═════ Data section

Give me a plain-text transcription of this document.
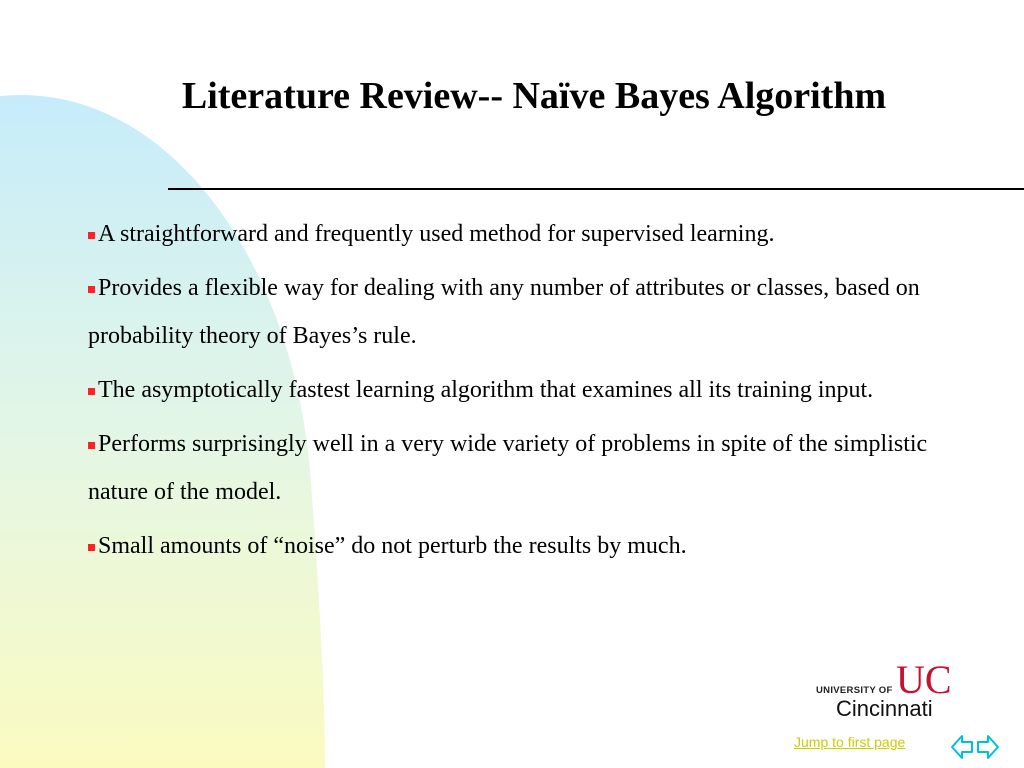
Literature Review-- Naïve Bayes Algorithm
A straightforward and frequently used method for supervised learning.
Provides a flexible way for dealing with any number of attributes or classes, based on probability theory of Bayes’s rule.
The asymptotically fastest learning algorithm that examines all its training input.
Performs surprisingly well in a very wide variety of problems in spite of the simplistic nature of the model.
Small amounts of “noise” do not perturb the results by much.
UNIVERSITY OF UC
Cincinnati
Jump to first page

══════════

_Requirements_
Give the data again exactly as written, with all pictures left out.

_Finished task_
Give me a plain-text transcription of this document.
Literature Review-- Naïve Bayes Algorithm
A straightforward and frequently used method for supervised learning.
Provides a flexible way for dealing with any number of attributes or classes, based on probability theory of Bayes’s rule.
The asymptotically fastest learning algorithm that examines all its training input.
Performs surprisingly well in a very wide variety of problems in spite of the simplistic nature of the model.
Small amounts of “noise” do not perturb the results by much.
UNIVERSITY OF UC
Cincinnati
Jump to first page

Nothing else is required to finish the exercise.